> _LISTED ENTRIES_:
********
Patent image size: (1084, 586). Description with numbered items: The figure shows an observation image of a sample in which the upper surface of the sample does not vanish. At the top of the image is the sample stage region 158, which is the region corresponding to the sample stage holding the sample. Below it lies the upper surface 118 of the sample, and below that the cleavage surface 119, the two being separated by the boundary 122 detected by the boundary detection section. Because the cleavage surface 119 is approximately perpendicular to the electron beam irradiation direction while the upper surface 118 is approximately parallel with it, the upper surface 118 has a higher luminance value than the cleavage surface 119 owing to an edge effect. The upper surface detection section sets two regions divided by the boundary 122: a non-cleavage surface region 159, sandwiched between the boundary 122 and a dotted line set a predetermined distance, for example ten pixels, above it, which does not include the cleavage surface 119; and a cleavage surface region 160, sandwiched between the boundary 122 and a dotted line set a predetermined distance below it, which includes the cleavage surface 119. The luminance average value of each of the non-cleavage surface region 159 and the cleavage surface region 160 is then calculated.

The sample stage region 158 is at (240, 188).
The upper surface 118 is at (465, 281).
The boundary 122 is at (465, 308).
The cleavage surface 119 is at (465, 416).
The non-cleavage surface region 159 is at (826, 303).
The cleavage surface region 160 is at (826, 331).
********
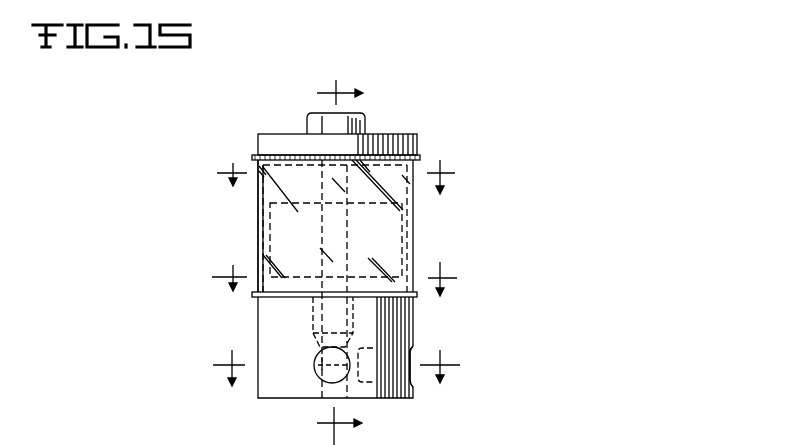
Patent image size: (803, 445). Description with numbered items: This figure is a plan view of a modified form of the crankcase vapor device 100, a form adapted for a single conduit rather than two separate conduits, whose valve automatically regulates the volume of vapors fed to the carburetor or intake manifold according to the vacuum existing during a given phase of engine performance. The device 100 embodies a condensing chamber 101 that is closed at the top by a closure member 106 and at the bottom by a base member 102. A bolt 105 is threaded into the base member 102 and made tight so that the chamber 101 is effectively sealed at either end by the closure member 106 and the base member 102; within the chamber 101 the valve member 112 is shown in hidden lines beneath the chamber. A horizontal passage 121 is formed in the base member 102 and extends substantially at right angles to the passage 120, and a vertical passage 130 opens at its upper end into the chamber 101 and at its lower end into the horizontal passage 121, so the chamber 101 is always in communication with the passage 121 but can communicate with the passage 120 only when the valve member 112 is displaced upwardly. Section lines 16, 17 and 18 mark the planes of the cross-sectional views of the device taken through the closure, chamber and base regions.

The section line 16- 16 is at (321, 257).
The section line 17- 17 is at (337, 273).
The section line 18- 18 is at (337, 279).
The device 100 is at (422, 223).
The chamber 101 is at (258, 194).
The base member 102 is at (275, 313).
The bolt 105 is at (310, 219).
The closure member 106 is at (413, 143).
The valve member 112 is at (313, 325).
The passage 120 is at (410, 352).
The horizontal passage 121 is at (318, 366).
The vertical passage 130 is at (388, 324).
********
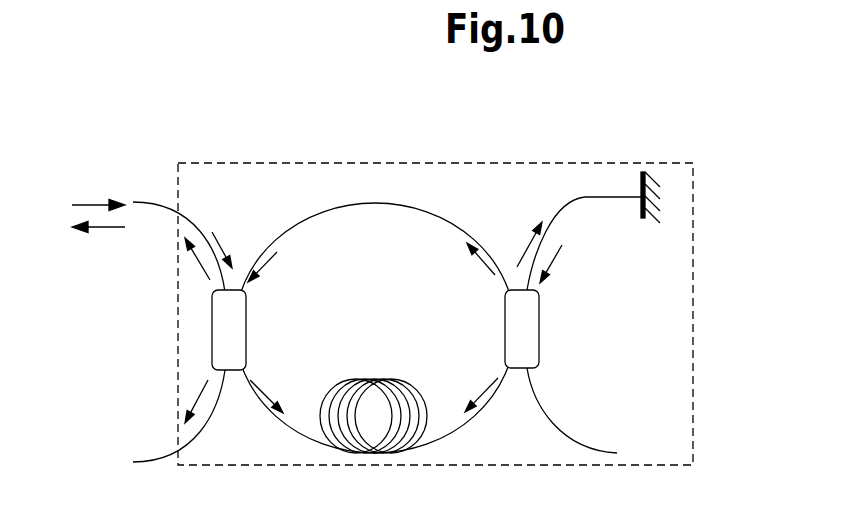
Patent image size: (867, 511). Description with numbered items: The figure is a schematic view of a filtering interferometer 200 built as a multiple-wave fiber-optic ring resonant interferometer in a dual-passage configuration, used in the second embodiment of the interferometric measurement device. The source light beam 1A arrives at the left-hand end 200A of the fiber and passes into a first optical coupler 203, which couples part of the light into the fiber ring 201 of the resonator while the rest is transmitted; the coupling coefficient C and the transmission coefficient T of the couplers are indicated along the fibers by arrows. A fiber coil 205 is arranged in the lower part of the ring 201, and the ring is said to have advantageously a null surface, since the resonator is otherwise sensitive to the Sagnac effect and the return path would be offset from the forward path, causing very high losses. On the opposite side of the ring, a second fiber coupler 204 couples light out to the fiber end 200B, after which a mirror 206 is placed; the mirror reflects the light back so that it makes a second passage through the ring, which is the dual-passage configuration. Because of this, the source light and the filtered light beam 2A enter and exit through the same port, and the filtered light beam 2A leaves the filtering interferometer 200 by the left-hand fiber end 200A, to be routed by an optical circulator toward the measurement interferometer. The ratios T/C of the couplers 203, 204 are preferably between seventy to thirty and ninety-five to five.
********
Reproduce everything from "Patent image size: (803, 445)." down to "The chamber 101 is at (258, 194).", with "plan view" replaced by "top view" and every other part left as it is.

Patent image size: (803, 445). Description with numbered items: This figure is a top view of a modified form of the crankcase vapor device 100, a form adapted for a single conduit rather than two separate conduits, whose valve automatically regulates the volume of vapors fed to the carburetor or intake manifold according to the vacuum existing during a given phase of engine performance. The device 100 embodies a condensing chamber 101 that is closed at the top by a closure member 106 and at the bottom by a base member 102. A bolt 105 is threaded into the base member 102 and made tight so that the chamber 101 is effectively sealed at either end by the closure member 106 and the base member 102; within the chamber 101 the valve member 112 is shown in hidden lines beneath the chamber. A horizontal passage 121 is formed in the base member 102 and extends substantially at right angles to the passage 120, and a vertical passage 130 opens at its upper end into the chamber 101 and at its lower end into the horizontal passage 121, so the chamber 101 is always in communication with the passage 121 but can communicate with the passage 120 only when the valve member 112 is displaced upwardly. Section lines 16, 17 and 18 mark the planes of the cross-sectional views of the device taken through the closure, chamber and base regions.

The section line 16- 16 is at (321, 257).
The section line 17- 17 is at (337, 273).
The section line 18- 18 is at (337, 279).
The device 100 is at (422, 223).
The chamber 101 is at (258, 194).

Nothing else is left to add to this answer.